● Written instruction: Once the pictures are set aside, transcribe the remaining data exactly.

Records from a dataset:
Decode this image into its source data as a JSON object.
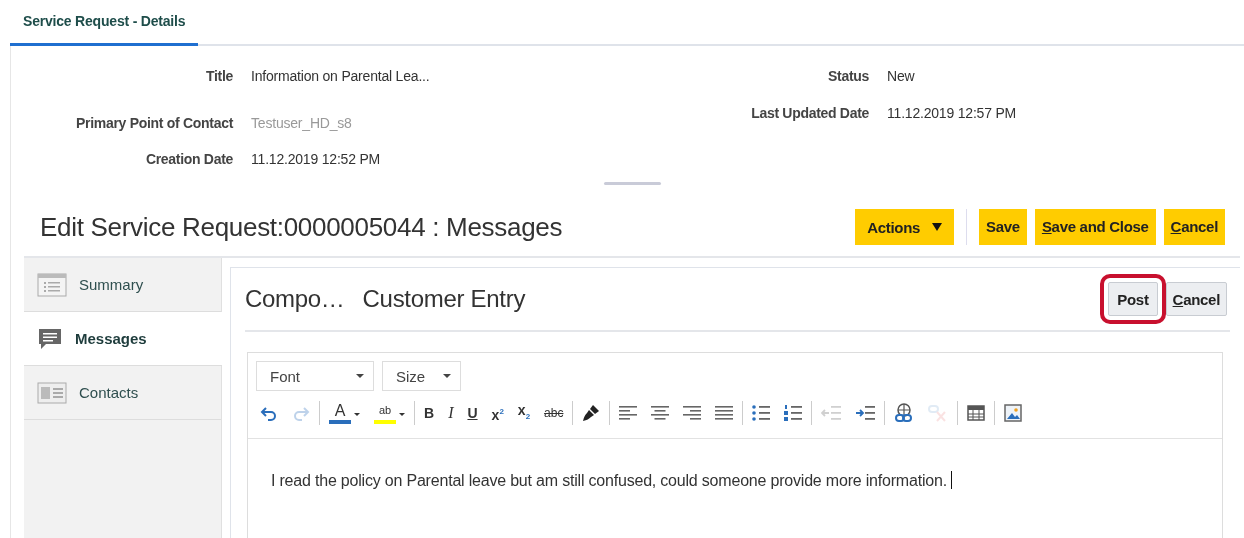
{
  "tab": {
    "label": "Service Request - Details",
    "selected": true
  },
  "details": {
    "left": [
      {
        "label": "Title",
        "value": "Information on Parental Lea...",
        "muted": false
      },
      {
        "label": "Primary Point of Contact",
        "value": "Testuser_HD_s8",
        "muted": true
      },
      {
        "label": "Creation Date",
        "value": "11.12.2019 12:52 PM",
        "muted": false
      }
    ],
    "right": [
      {
        "label": "Status",
        "value": "New",
        "muted": false
      },
      {
        "label": "Last Updated Date",
        "value": "11.12.2019 12:57 PM",
        "muted": false
      }
    ]
  },
  "page_title": "Edit Service Request:0000005044 : Messages",
  "actions": [
    {
      "label": "Actions",
      "kind": "menu"
    },
    {
      "label": "Save",
      "kind": "button",
      "mnemonic": false
    },
    {
      "label": "Save and Close",
      "kind": "button",
      "mnemonic": true
    },
    {
      "label": "Cancel",
      "kind": "button",
      "mnemonic": true
    }
  ],
  "nav": [
    {
      "label": "Summary",
      "selected": false
    },
    {
      "label": "Messages",
      "selected": true
    },
    {
      "label": "Contacts",
      "selected": false
    }
  ],
  "compose": {
    "title_prefix": "Compo…",
    "title": "Customer Entry",
    "buttons": [
      {
        "label": "Post",
        "highlighted": true
      },
      {
        "label": "Cancel",
        "highlighted": false,
        "mnemonic": true
      }
    ]
  },
  "editor": {
    "font": {
      "placeholder": "Font"
    },
    "size": {
      "placeholder": "Size"
    },
    "toolbar": [
      {
        "kind": "undo",
        "disabled": false
      },
      {
        "kind": "redo",
        "disabled": true
      },
      {
        "kind": "separator"
      },
      {
        "kind": "textcolor",
        "label": "A",
        "color": "#2a6ebb"
      },
      {
        "kind": "highlight",
        "label": "ab",
        "color": "#ffff00"
      },
      {
        "kind": "separator"
      },
      {
        "kind": "bold",
        "label": "B"
      },
      {
        "kind": "italic",
        "label": "I"
      },
      {
        "kind": "underline",
        "label": "U"
      },
      {
        "kind": "superscript",
        "label": "x$^{2}$"
      },
      {
        "kind": "subscript",
        "label": "x$_{2}$"
      },
      {
        "kind": "strikethrough",
        "label": "abc"
      },
      {
        "kind": "separator"
      },
      {
        "kind": "brush",
        "disabled": false
      },
      {
        "kind": "separator"
      },
      {
        "kind": "alignleft",
        "disabled": false
      },
      {
        "kind": "aligncenter",
        "disabled": false
      },
      {
        "kind": "alignright",
        "disabled": false
      },
      {
        "kind": "justify",
        "disabled": false
      },
      {
        "kind": "separator"
      },
      {
        "kind": "bullets",
        "disabled": false
      },
      {
        "kind": "numbers",
        "disabled": false
      },
      {
        "kind": "separator"
      },
      {
        "kind": "outdent",
        "disabled": true
      },
      {
        "kind": "indent",
        "disabled": false
      },
      {
        "kind": "separator"
      },
      {
        "kind": "link",
        "disabled": false
      },
      {
        "kind": "unlink",
        "disabled": true
      },
      {
        "kind": "separator"
      },
      {
        "kind": "table",
        "disabled": false
      },
      {
        "kind": "separator"
      },
      {
        "kind": "image",
        "disabled": false
      }
    ],
    "text": "I read the policy on Parental leave but am still confused, could someone provide more information."
  }
}
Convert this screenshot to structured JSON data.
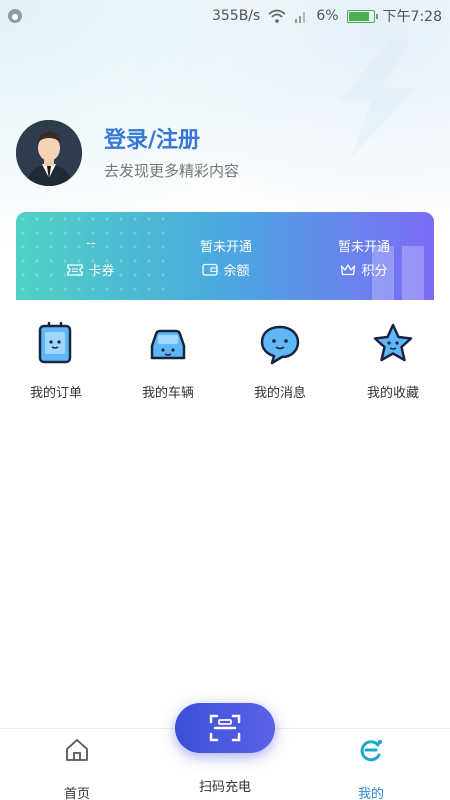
{
  "status_bar": {
    "speed": "355B/s",
    "battery": "6%",
    "time": "下午7:28"
  },
  "profile": {
    "title": "登录/注册",
    "subtitle": "去发现更多精彩内容"
  },
  "wallet": {
    "items": [
      {
        "value": "--",
        "label": "卡券",
        "icon": "ticket-icon"
      },
      {
        "value": "暂未开通",
        "label": "余额",
        "icon": "wallet-icon"
      },
      {
        "value": "暂未开通",
        "label": "积分",
        "icon": "crown-icon"
      }
    ]
  },
  "quick_menu": [
    {
      "label": "我的订单",
      "icon": "order-icon"
    },
    {
      "label": "我的车辆",
      "icon": "car-icon"
    },
    {
      "label": "我的消息",
      "icon": "message-icon"
    },
    {
      "label": "我的收藏",
      "icon": "star-icon"
    }
  ],
  "bottom_nav": {
    "home": "首页",
    "scan": "扫码充电",
    "mine": "我的"
  },
  "colors": {
    "accent": "#3478d4",
    "active_tab": "#2d86d6",
    "scan_button": "#4a57e0"
  }
}
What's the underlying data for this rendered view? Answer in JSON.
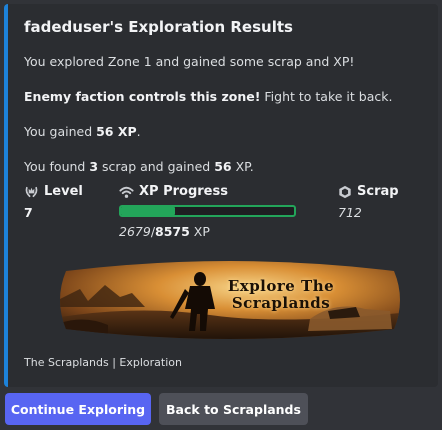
{
  "embed": {
    "title": "fadeduser's Exploration Results",
    "intro": "You explored Zone 1 and gained some scrap and XP!",
    "enemy_bold": "Enemy faction controls this zone!",
    "enemy_rest": " Fight to take it back.",
    "xp_line": {
      "prefix": "You gained ",
      "amount": "56 XP",
      "suffix": "."
    },
    "scrap_line": {
      "p1": "You found ",
      "scrap": "3",
      "p2": " scrap and gained ",
      "xp": "56",
      "p3": " XP."
    },
    "accent_color": "#1d82d9",
    "fields": {
      "level": {
        "name": "Level",
        "value": "7",
        "icon": "crown-laurel-icon"
      },
      "xp_progress": {
        "name": "XP Progress",
        "icon": "wifi-signal-icon",
        "current": "2679",
        "separator": "/",
        "total": "8575",
        "unit": " XP",
        "fraction": 0.31,
        "bar_color": "#23a55a"
      },
      "scrap": {
        "name": "Scrap",
        "value": "712",
        "icon": "scrap-cube-icon"
      }
    },
    "banner": {
      "line1": "Explore The",
      "line2": "Scraplands"
    },
    "footer": "The Scraplands | Exploration"
  },
  "buttons": {
    "continue": "Continue Exploring",
    "back": "Back to Scraplands"
  }
}
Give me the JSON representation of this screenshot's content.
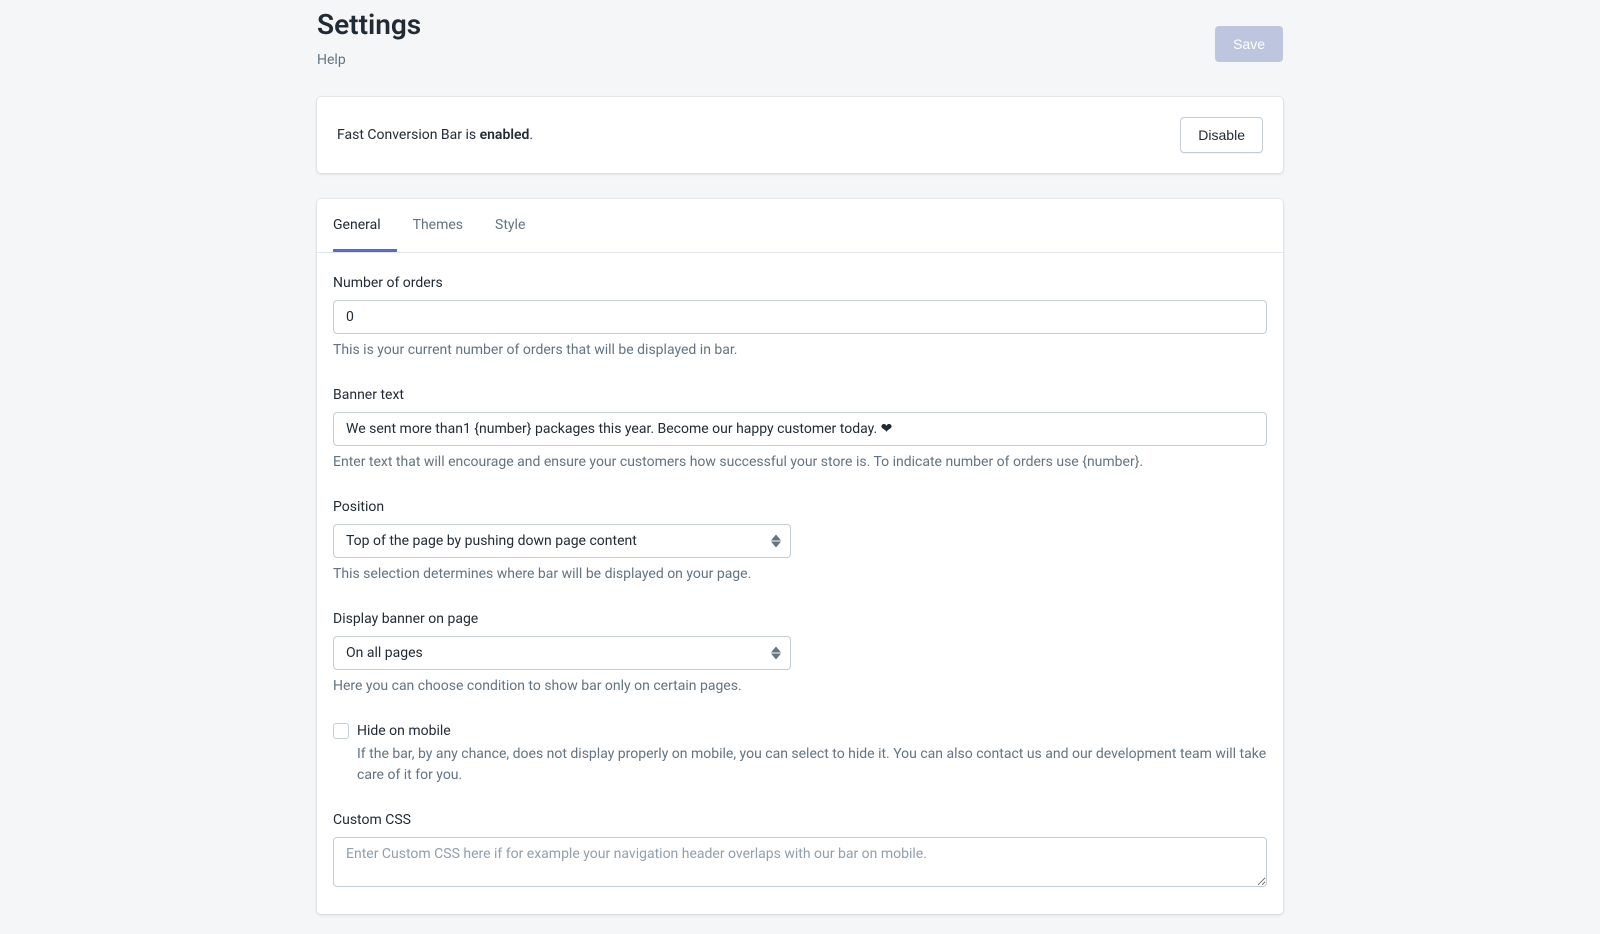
{
  "header": {
    "title": "Settings",
    "help": "Help",
    "save": "Save"
  },
  "status": {
    "prefix": "Fast Conversion Bar is ",
    "state": "enabled",
    "suffix": ".",
    "disable": "Disable"
  },
  "tabs": {
    "general": "General",
    "themes": "Themes",
    "style": "Style"
  },
  "form": {
    "orders": {
      "label": "Number of orders",
      "value": "0",
      "help": "This is your current number of orders that will be displayed in bar."
    },
    "banner": {
      "label": "Banner text",
      "value": "We sent more than1 {number} packages this year. Become our happy customer today. ❤",
      "help": "Enter text that will encourage and ensure your customers how successful your store is. To indicate number of orders use {number}."
    },
    "position": {
      "label": "Position",
      "value": "Top of the page by pushing down page content",
      "help": "This selection determines where bar will be displayed on your page."
    },
    "display": {
      "label": "Display banner on page",
      "value": "On all pages",
      "help": "Here you can choose condition to show bar only on certain pages."
    },
    "hideMobile": {
      "label": "Hide on mobile",
      "help": "If the bar, by any chance, does not display properly on mobile, you can select to hide it. You can also contact us and our development team will take care of it for you."
    },
    "customCss": {
      "label": "Custom CSS",
      "placeholder": "Enter Custom CSS here if for example your navigation header overlaps with our bar on mobile."
    }
  }
}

● Completed task:
Decode this image into its source data as a JSON object.
{
  "tab": {
    "label": "Service Request - Details",
    "selected": true
  },
  "details": {
    "left": [
      {
        "label": "Title",
        "value": "Information on Parental Lea...",
        "muted": false
      },
      {
        "label": "Primary Point of Contact",
        "value": "Testuser_HD_s8",
        "muted": true
      },
      {
        "label": "Creation Date",
        "value": "11.12.2019 12:52 PM",
        "muted": false
      }
    ],
    "right": [
      {
        "label": "Status",
        "value": "New",
        "muted": false
      },
      {
        "label": "Last Updated Date",
        "value": "11.12.2019 12:57 PM",
        "muted": false
      }
    ]
  },
  "page_title": "Edit Service Request:0000005044 : Messages",
  "actions": [
    {
      "label": "Actions",
      "kind": "menu"
    },
    {
      "label": "Save",
      "kind": "button",
      "mnemonic": false
    },
    {
      "label": "Save and Close",
      "kind": "button",
      "mnemonic": true
    },
    {
      "label": "Cancel",
      "kind": "button",
      "mnemonic": true
    }
  ],
  "nav": [
    {
      "label": "Summary",
      "selected": false
    },
    {
      "label": "Messages",
      "selected": true
    },
    {
      "label": "Contacts",
      "selected": false
    }
  ],
  "compose": {
    "title_prefix": "Compo…",
    "title": "Customer Entry",
    "buttons": [
      {
        "label": "Post",
        "highlighted": true
      },
      {
        "label": "Cancel",
        "highlighted": false,
        "mnemonic": true
      }
    ]
  },
  "editor": {
    "font": {
      "placeholder": "Font"
    },
    "size": {
      "placeholder": "Size"
    },
    "toolbar": [
      {
        "kind": "undo",
        "disabled": false
      },
      {
        "kind": "redo",
        "disabled": true
      },
      {
        "kind": "separator"
      },
      {
        "kind": "textcolor",
        "label": "A",
        "color": "#2a6ebb"
      },
      {
        "kind": "highlight",
        "label": "ab",
        "color": "#ffff00"
      },
      {
        "kind": "separator"
      },
      {
        "kind": "bold",
        "label": "B"
      },
      {
        "kind": "italic",
        "label": "I"
      },
      {
        "kind": "underline",
        "label": "U"
      },
      {
        "kind": "superscript",
        "label": "x$^{2}$"
      },
      {
        "kind": "subscript",
        "label": "x$_{2}$"
      },
      {
        "kind": "strikethrough",
        "label": "abc"
      },
      {
        "kind": "separator"
      },
      {
        "kind": "brush",
        "disabled": false
      },
      {
        "kind": "separator"
      },
      {
        "kind": "alignleft",
        "disabled": false
      },
      {
        "kind": "aligncenter",
        "disabled": false
      },
      {
        "kind": "alignright",
        "disabled": false
      },
      {
        "kind": "justify",
        "disabled": false
      },
      {
        "kind": "separator"
      },
      {
        "kind": "bullets",
        "disabled": false
      },
      {
        "kind": "numbers",
        "disabled": false
      },
      {
        "kind": "separator"
      },
      {
        "kind": "outdent",
        "disabled": true
      },
      {
        "kind": "indent",
        "disabled": false
      },
      {
        "kind": "separator"
      },
      {
        "kind": "link",
        "disabled": false
      },
      {
        "kind": "unlink",
        "disabled": true
      },
      {
        "kind": "separator"
      },
      {
        "kind": "table",
        "disabled": false
      },
      {
        "kind": "separator"
      },
      {
        "kind": "image",
        "disabled": false
      }
    ],
    "text": "I read the policy on Parental leave but am still confused, could someone provide more information."
  }
}
Convert this screenshot to structured JSON data.
{
  "status_bar": {
    "speed": "355B/s",
    "battery": "6%",
    "time": "下午7:28"
  },
  "profile": {
    "title": "登录/注册",
    "subtitle": "去发现更多精彩内容"
  },
  "wallet": {
    "items": [
      {
        "value": "--",
        "label": "卡券",
        "icon": "ticket-icon"
      },
      {
        "value": "暂未开通",
        "label": "余额",
        "icon": "wallet-icon"
      },
      {
        "value": "暂未开通",
        "label": "积分",
        "icon": "crown-icon"
      }
    ]
  },
  "quick_menu": [
    {
      "label": "我的订单",
      "icon": "order-icon"
    },
    {
      "label": "我的车辆",
      "icon": "car-icon"
    },
    {
      "label": "我的消息",
      "icon": "message-icon"
    },
    {
      "label": "我的收藏",
      "icon": "star-icon"
    }
  ],
  "bottom_nav": {
    "home": "首页",
    "scan": "扫码充电",
    "mine": "我的"
  },
  "colors": {
    "accent": "#3478d4",
    "active_tab": "#2d86d6",
    "scan_button": "#4a57e0"
  }
}
What's the underlying data for this rendered view? Answer in JSON.
{
  "embed": {
    "title": "fadeduser's Exploration Results",
    "intro": "You explored Zone 1 and gained some scrap and XP!",
    "enemy_bold": "Enemy faction controls this zone!",
    "enemy_rest": " Fight to take it back.",
    "xp_line": {
      "prefix": "You gained ",
      "amount": "56 XP",
      "suffix": "."
    },
    "scrap_line": {
      "p1": "You found ",
      "scrap": "3",
      "p2": " scrap and gained ",
      "xp": "56",
      "p3": " XP."
    },
    "accent_color": "#1d82d9",
    "fields": {
      "level": {
        "name": "Level",
        "value": "7",
        "icon": "crown-laurel-icon"
      },
      "xp_progress": {
        "name": "XP Progress",
        "icon": "wifi-signal-icon",
        "current": "2679",
        "separator": "/",
        "total": "8575",
        "unit": " XP",
        "fraction": 0.31,
        "bar_color": "#23a55a"
      },
      "scrap": {
        "name": "Scrap",
        "value": "712",
        "icon": "scrap-cube-icon"
      }
    },
    "banner": {
      "line1": "Explore The",
      "line2": "Scraplands"
    },
    "footer": "The Scraplands | Exploration"
  },
  "buttons": {
    "continue": "Continue Exploring",
    "back": "Back to Scraplands"
  }
}
Give me the JSON representation of this screenshot's content.
{
  "header": {
    "title": "Settings",
    "help": "Help",
    "save": "Save"
  },
  "status": {
    "prefix": "Fast Conversion Bar is ",
    "state": "enabled",
    "suffix": ".",
    "disable": "Disable"
  },
  "tabs": {
    "general": "General",
    "themes": "Themes",
    "style": "Style"
  },
  "form": {
    "orders": {
      "label": "Number of orders",
      "value": "0",
      "help": "This is your current number of orders that will be displayed in bar."
    },
    "banner": {
      "label": "Banner text",
      "value": "We sent more than1 {number} packages this year. Become our happy customer today. ❤",
      "help": "Enter text that will encourage and ensure your customers how successful your store is. To indicate number of orders use {number}."
    },
    "position": {
      "label": "Position",
      "value": "Top of the page by pushing down page content",
      "help": "This selection determines where bar will be displayed on your page."
    },
    "display": {
      "label": "Display banner on page",
      "value": "On all pages",
      "help": "Here you can choose condition to show bar only on certain pages."
    },
    "hideMobile": {
      "label": "Hide on mobile",
      "help": "If the bar, by any chance, does not display properly on mobile, you can select to hide it. You can also contact us and our development team will take care of it for you."
    },
    "customCss": {
      "label": "Custom CSS",
      "placeholder": "Enter Custom CSS here if for example your navigation header overlaps with our bar on mobile."
    }
  }
}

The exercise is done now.